Brief: Quote the lines of the listing below verbatim, beginning with its first line and stopping after the line that contains "bar-whites — [828, 779, 927, 847]", with both of those lines included.

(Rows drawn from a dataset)
start

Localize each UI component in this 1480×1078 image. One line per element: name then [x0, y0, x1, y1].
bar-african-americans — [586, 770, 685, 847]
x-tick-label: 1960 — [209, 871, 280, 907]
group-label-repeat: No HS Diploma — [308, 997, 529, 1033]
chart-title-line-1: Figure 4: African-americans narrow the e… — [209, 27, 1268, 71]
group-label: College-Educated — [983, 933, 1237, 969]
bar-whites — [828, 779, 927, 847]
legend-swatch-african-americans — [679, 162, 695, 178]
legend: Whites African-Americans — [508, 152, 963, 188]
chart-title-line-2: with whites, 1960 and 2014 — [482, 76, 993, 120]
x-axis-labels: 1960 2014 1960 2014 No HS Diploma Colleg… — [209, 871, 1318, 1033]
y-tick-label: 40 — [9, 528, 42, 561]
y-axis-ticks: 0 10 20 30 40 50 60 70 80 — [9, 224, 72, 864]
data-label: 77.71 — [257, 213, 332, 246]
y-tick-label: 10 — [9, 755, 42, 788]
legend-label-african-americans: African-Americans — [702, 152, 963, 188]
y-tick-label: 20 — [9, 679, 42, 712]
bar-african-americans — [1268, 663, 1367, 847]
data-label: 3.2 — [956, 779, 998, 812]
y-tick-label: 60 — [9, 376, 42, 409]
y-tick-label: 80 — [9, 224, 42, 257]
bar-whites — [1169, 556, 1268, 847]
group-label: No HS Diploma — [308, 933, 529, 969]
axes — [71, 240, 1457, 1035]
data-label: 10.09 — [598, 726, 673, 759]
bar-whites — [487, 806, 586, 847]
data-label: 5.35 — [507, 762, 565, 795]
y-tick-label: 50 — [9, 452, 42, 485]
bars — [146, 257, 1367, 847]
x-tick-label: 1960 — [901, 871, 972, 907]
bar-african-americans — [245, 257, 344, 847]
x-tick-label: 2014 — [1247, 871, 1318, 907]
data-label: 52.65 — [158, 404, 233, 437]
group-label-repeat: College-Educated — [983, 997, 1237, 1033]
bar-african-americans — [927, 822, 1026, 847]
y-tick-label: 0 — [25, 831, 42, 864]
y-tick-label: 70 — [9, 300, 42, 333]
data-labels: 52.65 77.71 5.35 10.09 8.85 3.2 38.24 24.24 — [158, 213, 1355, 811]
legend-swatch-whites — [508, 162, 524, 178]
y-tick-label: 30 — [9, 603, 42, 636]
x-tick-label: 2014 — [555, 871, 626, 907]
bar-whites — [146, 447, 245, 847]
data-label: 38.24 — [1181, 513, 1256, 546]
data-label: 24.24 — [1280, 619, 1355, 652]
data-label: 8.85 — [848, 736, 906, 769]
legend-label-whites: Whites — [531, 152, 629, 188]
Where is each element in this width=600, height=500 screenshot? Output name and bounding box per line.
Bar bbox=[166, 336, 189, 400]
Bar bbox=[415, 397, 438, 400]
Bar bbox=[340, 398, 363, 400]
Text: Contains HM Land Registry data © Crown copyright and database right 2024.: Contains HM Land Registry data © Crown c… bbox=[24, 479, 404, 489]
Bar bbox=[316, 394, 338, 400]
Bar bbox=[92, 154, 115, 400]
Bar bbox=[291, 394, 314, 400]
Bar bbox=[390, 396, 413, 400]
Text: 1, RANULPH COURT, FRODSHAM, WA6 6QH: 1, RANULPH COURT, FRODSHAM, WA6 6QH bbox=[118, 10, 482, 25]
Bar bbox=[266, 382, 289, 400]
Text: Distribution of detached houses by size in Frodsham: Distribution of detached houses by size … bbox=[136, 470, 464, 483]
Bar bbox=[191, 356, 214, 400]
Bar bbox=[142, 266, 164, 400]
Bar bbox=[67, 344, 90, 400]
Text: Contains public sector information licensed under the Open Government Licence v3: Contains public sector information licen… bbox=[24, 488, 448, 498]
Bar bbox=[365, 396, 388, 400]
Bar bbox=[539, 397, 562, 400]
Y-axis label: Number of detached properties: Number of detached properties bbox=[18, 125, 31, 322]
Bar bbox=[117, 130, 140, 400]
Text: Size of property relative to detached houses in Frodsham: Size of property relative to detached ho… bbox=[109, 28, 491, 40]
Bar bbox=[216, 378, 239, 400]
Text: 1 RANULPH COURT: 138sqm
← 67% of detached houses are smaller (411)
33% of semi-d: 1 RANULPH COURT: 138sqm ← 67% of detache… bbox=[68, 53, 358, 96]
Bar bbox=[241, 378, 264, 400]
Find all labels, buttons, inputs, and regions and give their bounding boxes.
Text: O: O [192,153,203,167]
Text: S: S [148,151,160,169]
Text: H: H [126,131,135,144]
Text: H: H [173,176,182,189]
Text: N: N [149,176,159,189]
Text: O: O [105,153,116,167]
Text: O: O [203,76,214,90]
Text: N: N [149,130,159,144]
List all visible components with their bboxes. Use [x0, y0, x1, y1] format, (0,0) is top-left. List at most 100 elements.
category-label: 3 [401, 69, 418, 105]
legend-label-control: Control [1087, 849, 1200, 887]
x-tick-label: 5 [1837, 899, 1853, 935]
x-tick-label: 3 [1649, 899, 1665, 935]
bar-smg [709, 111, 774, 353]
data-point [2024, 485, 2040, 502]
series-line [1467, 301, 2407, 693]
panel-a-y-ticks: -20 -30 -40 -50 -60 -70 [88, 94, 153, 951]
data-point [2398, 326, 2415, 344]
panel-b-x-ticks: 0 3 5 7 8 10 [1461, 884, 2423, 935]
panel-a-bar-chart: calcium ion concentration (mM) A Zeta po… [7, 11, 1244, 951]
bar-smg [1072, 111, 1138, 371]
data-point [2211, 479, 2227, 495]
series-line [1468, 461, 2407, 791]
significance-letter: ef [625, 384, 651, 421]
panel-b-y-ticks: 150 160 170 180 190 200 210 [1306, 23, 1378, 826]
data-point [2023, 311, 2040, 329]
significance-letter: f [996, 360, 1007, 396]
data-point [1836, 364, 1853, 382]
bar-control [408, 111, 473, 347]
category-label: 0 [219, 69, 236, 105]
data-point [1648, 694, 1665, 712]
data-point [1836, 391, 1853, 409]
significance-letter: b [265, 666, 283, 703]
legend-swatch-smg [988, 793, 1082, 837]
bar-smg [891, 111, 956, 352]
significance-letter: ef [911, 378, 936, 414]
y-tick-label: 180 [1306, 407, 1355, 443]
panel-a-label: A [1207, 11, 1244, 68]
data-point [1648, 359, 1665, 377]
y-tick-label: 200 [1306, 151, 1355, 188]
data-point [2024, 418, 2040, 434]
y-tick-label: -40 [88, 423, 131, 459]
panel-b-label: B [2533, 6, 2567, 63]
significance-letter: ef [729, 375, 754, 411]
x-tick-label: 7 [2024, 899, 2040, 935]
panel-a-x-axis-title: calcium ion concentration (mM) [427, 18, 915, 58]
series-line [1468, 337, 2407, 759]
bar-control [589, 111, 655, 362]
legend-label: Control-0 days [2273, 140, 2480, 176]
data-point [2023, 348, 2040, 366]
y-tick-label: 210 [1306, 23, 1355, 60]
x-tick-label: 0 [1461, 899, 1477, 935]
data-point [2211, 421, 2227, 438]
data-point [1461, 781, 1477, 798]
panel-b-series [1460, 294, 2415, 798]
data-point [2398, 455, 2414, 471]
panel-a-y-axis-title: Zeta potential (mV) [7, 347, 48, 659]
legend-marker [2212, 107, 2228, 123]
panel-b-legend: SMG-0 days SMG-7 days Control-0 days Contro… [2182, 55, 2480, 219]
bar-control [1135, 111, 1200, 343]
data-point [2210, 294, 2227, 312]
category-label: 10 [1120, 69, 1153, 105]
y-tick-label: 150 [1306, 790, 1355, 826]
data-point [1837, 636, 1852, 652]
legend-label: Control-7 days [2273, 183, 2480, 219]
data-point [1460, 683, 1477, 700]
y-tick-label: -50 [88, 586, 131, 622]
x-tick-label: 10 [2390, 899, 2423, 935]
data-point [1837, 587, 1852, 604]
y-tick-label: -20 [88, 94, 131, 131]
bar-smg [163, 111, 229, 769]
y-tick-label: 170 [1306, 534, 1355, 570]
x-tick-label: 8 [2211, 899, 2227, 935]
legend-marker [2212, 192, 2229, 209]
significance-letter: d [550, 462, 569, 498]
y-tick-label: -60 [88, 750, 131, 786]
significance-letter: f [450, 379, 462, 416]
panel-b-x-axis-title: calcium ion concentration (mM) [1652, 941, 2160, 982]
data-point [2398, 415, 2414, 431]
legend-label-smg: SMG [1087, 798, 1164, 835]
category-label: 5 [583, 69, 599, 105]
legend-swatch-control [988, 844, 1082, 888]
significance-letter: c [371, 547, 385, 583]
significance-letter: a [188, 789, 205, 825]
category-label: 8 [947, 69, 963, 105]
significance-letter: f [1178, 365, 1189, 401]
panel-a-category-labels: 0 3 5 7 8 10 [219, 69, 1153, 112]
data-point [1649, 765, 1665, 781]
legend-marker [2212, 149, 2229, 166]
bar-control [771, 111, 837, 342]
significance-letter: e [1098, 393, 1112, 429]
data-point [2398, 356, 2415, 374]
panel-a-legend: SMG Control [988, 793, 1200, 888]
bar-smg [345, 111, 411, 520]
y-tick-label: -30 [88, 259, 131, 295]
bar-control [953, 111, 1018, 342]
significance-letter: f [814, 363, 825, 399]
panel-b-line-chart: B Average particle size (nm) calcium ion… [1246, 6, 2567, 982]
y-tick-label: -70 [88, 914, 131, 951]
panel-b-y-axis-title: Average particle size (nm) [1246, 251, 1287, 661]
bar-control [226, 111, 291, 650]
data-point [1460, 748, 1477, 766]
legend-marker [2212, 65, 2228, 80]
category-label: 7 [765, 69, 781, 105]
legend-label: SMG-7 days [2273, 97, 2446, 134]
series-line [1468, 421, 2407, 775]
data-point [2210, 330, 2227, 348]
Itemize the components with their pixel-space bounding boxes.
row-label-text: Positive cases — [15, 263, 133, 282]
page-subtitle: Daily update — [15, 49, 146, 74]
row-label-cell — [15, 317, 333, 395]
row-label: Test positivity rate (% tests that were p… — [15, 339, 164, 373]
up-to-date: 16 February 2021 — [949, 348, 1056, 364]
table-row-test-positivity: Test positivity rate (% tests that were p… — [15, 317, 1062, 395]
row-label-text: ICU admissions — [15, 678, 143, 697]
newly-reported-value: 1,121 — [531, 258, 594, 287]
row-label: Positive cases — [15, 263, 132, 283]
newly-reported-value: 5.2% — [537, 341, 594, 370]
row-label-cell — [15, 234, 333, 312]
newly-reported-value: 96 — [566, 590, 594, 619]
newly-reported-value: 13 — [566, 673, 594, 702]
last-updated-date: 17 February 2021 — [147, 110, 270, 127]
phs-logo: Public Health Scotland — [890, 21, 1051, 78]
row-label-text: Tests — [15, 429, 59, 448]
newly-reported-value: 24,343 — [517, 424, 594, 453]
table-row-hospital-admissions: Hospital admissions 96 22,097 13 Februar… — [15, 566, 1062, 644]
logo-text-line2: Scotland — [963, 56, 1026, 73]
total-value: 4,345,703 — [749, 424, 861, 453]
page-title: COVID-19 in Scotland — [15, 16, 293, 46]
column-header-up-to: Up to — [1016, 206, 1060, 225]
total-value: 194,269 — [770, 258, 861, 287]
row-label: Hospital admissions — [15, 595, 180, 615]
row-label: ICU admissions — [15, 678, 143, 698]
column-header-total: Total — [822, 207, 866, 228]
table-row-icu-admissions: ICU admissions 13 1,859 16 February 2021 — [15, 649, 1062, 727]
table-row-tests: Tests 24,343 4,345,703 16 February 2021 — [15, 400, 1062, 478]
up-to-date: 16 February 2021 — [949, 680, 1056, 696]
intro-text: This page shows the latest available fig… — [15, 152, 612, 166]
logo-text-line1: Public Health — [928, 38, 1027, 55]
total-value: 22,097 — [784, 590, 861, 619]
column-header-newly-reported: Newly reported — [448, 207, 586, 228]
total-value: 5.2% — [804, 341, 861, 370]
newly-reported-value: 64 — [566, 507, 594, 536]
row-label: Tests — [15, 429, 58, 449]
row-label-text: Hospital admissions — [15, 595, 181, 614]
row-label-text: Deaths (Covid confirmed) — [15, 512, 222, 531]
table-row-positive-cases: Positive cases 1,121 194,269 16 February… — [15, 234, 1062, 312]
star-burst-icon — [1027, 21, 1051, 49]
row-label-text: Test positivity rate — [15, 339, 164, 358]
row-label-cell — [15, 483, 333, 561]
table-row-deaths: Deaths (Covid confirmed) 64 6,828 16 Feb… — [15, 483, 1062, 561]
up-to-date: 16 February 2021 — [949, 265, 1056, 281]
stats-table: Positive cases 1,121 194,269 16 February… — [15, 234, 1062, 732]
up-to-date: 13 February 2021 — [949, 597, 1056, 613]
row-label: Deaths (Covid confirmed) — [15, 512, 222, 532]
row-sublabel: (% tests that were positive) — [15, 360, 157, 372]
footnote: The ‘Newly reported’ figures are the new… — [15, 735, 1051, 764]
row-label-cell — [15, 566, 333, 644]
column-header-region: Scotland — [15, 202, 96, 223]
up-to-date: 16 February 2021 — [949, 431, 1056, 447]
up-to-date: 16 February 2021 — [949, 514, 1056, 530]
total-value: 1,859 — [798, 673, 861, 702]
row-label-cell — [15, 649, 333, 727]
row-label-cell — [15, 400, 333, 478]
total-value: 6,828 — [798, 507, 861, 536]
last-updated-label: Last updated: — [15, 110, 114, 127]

end

Result of the exercise:
Localize each UI component in this 1480×1078 image. One line per element: name then [x0, y0, x1, y1].
bar-african-americans — [586, 770, 685, 847]
x-tick-label: 1960 — [209, 871, 280, 907]
group-label-repeat: No HS Diploma — [308, 997, 529, 1033]
chart-title-line-1: Figure 4: African-americans narrow the e… — [209, 27, 1268, 71]
group-label: College-Educated — [983, 933, 1237, 969]
bar-whites — [828, 779, 927, 847]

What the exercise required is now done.